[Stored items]
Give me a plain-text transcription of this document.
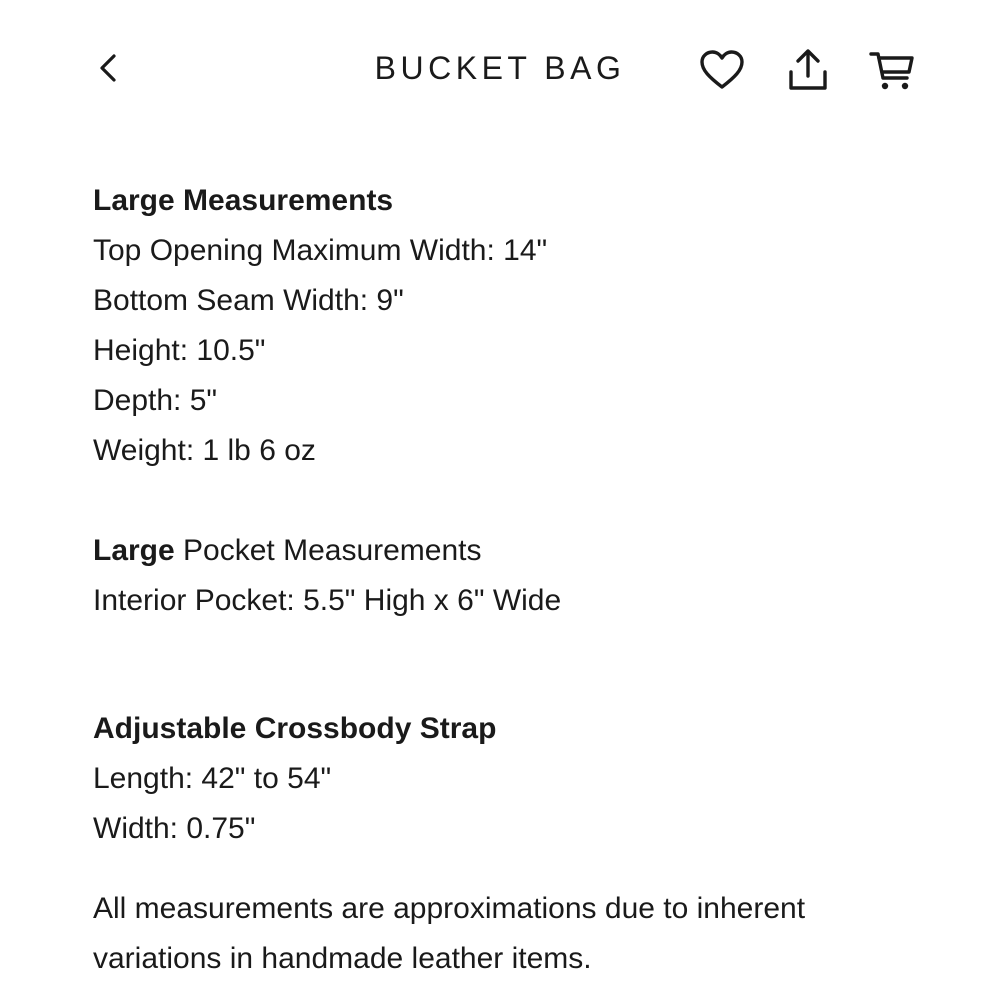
BUCKET BAG

Large Measurements

Top Opening Maximum Width: 14"

Bottom Seam Width: 9"

Height: 10.5"

Depth: 5"

Weight: 1 lb 6 oz

Large Pocket Measurements

Interior Pocket: 5.5" High x 6" Wide

Adjustable Crossbody Strap

Length: 42" to 54"

Width: 0.75"

All measurements are approximations due to inherent

variations in handmade leather items.
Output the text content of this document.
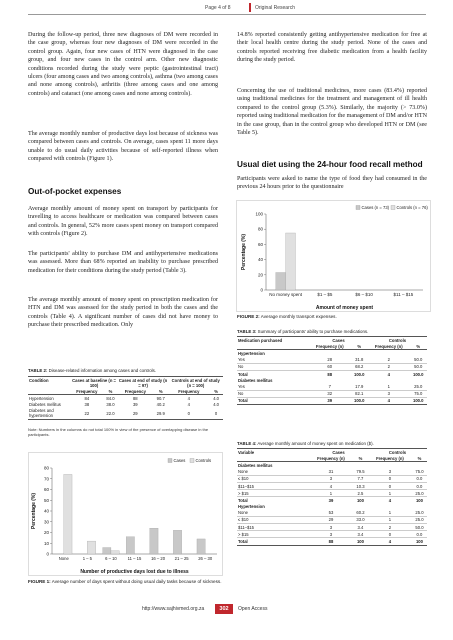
Page 4 of 8	Original Research
During the follow-up period, three new diagnoses of DM were recorded in the case group, whereas four new diagnoses of DM were recorded in the control group. Again, four new cases of HTN were diagnosed in the case group, and four new cases in the control arm. Other new diagnostic conditions recorded during the study were peptic (gastrointestinal tract) ulcers (four among cases and two among controls), asthma (two among cases and none among controls), arthritis (three among cases and one among controls) and cataract (one among cases and none among controls).
The average monthly number of productive days lost because of sickness was compared between cases and controls. On average, cases spent 11 more days unable to do usual daily activities because of self-reported illness when compared with controls (Figure 1).
Out-of-pocket expenses
Average monthly amount of money spent on transport by participants for travelling to access healthcare or medication was compared between cases and controls. In general, 52% more cases spent money on transport compared with controls (Figure 2).
The participants' ability to purchase DM and antihypertensive medications was assessed. More than 68% reported an inability to purchase prescribed medication for their conditions during the study period (Table 3).
The average monthly amount of money spent on prescription medication for HTN and DM was assessed for the study period in both the cases and the controls (Table 4). A significant number of cases did not have money to purchase their prescribed medication. Only
TABLE 2: Disease-related information among cases and controls.
Condition	Cases at baseline (n = 100)		Cases at end of study (n = 97)		Controls at end of study (n = 100)	
	Frequency	%	Frequency	%	Frequency	%
Hypertension	84	84.0	88	90.7	4	4.0
Diabetes mellitus	38	38.0	39	40.2	4	4.0
Diabetes and hypertension	22	22.0	29	29.9	0	0
Note: Numbers in the columns do not total 100% in view of the presence of overlapping disease in the participants.
0
10
20
30
40
50
60
70
80
None	1 – 5	6 – 10	11 – 15 16 – 20 21 – 25 26 – 30
Number of productive days lost due to illness
Percentage (%)
Cases Controls
FIGURE 1: Average number of days spent without doing usual daily tasks because of sickness.
14.8% reported consistently getting antihypertensive medication for free at their local health centre during the study period. None of the cases and controls reported receiving free diabetic medication from a health facility during the study period.
Concerning the use of traditional medicines, more cases (83.4%) reported using traditional medicines for the treatment and management of ill health compared to the control group (5.3%). Similarly, the majority (> 73.0%) reported using traditional medication for the management of DM and/or HTN in the case group, than in the control group who developed HTN or DM (see Table 5).
Usual diet using the 24-hour food recall method
Participants were asked to name the type of food they had consumed in the previous 24 hours prior to the questionnaire
0
20
40
60
80
100
No money spent	$1 – $5	$6 – $10	$11 – $15
Amount of money spent
Percentage (%)
Cases (n = 73) Controls (n = 76)
FIGURE 2: Average monthly transport expenses.
TABLE 3: Summary of participants' ability to purchase medications.
Medication purchased	Cases		Controls	
	Frequency (n)	%	Frequency (n)	%
Hypertension				
Yes	28	31.8	2	50.0
No	60	68.2	2	50.0
Total	88	100.0	4	100.0
Diabetes mellitus				
Yes	7	17.9	1	25.0
No	32	82.1	3	75.0
Total	39	100.0	4	100.0
TABLE 4: Average monthly amount of money spent on medication ($).
Variable	Cases		Controls	
	Frequency (n)	%	Frequency (n)	%
Diabetes mellitus				
None	31	79.5	3	75.0
≤ $10	3	7.7	0	0.0
$11–$15	4	10.3	0	0.0
> $15	1	2.5	1	25.0
Total	39	100	4	100
Hypertension				
None	53	60.2	1	25.0
≤ $10	29	33.0	1	25.0
$11–$15	3	3.4	2	50.0
> $15	3	3.4	0	0.0
Total	88	100	4	100
http://www.sajhivmed.org.za	302	Open Access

> Problem statement: Repeat the material above in full and exactly, omitting the pictures.

> Task solution:
Give me a plain-text transcription of this document.
BUCKET BAG

Large Measurements

Top Opening Maximum Width: 14"

Bottom Seam Width: 9"

Height: 10.5"

Depth: 5"

Weight: 1 lb 6 oz

Large Pocket Measurements

Interior Pocket: 5.5" High x 6" Wide

Adjustable Crossbody Strap

Length: 42" to 54"

Width: 0.75"

All measurements are approximations due to inherent

variations in handmade leather items.
Output the text content of this document.
Page 4 of 8	Original Research
During the follow-up period, three new diagnoses of DM were recorded in the case group, whereas four new diagnoses of DM were recorded in the control group. Again, four new cases of HTN were diagnosed in the case group, and four new cases in the control arm. Other new diagnostic conditions recorded during the study were peptic (gastrointestinal tract) ulcers (four among cases and two among controls), asthma (two among cases and none among controls), arthritis (three among cases and one among controls) and cataract (one among cases and none among controls).
The average monthly number of productive days lost because of sickness was compared between cases and controls. On average, cases spent 11 more days unable to do usual daily activities because of self-reported illness when compared with controls (Figure 1).
Out-of-pocket expenses
Average monthly amount of money spent on transport by participants for travelling to access healthcare or medication was compared between cases and controls. In general, 52% more cases spent money on transport compared with controls (Figure 2).
The participants' ability to purchase DM and antihypertensive medications was assessed. More than 68% reported an inability to purchase prescribed medication for their conditions during the study period (Table 3).
The average monthly amount of money spent on prescription medication for HTN and DM was assessed for the study period in both the cases and the controls (Table 4). A significant number of cases did not have money to purchase their prescribed medication. Only
TABLE 2: Disease-related information among cases and controls.
Condition	Cases at baseline (n = 100)		Cases at end of study (n = 97)		Controls at end of study (n = 100)	
	Frequency	%	Frequency	%	Frequency	%
Hypertension	84	84.0	88	90.7	4	4.0
Diabetes mellitus	38	38.0	39	40.2	4	4.0
Diabetes and hypertension	22	22.0	29	29.9	0	0
Note: Numbers in the columns do not total 100% in view of the presence of overlapping disease in the participants.
0
10
20
30
40
50
60
70
80
None	1 – 5	6 – 10	11 – 15 16 – 20 21 – 25 26 – 30
Number of productive days lost due to illness
Percentage (%)
Cases Controls
FIGURE 1: Average number of days spent without doing usual daily tasks because of sickness.
14.8% reported consistently getting antihypertensive medication for free at their local health centre during the study period. None of the cases and controls reported receiving free diabetic medication from a health facility during the study period.
Concerning the use of traditional medicines, more cases (83.4%) reported using traditional medicines for the treatment and management of ill health compared to the control group (5.3%). Similarly, the majority (> 73.0%) reported using traditional medication for the management of DM and/or HTN in the case group, than in the control group who developed HTN or DM (see Table 5).
Usual diet using the 24-hour food recall method
Participants were asked to name the type of food they had consumed in the previous 24 hours prior to the questionnaire
0
20
40
60
80
100
No money spent	$1 – $5	$6 – $10	$11 – $15
Amount of money spent
Percentage (%)
Cases (n = 73) Controls (n = 76)
FIGURE 2: Average monthly transport expenses.
TABLE 3: Summary of participants' ability to purchase medications.
Medication purchased	Cases		Controls	
	Frequency (n)	%	Frequency (n)	%
Hypertension				
Yes	28	31.8	2	50.0
No	60	68.2	2	50.0
Total	88	100.0	4	100.0
Diabetes mellitus				
Yes	7	17.9	1	25.0
No	32	82.1	3	75.0
Total	39	100.0	4	100.0
TABLE 4: Average monthly amount of money spent on medication ($).
Variable	Cases		Controls	
	Frequency (n)	%	Frequency (n)	%
Diabetes mellitus				
None	31	79.5	3	75.0
≤ $10	3	7.7	0	0.0
$11–$15	4	10.3	0	0.0
> $15	1	2.5	1	25.0
Total	39	100	4	100
Hypertension				
None	53	60.2	1	25.0
≤ $10	29	33.0	1	25.0
$11–$15	3	3.4	2	50.0
> $15	3	3.4	0	0.0
Total	88	100	4	100
http://www.sajhivmed.org.za	302	Open Access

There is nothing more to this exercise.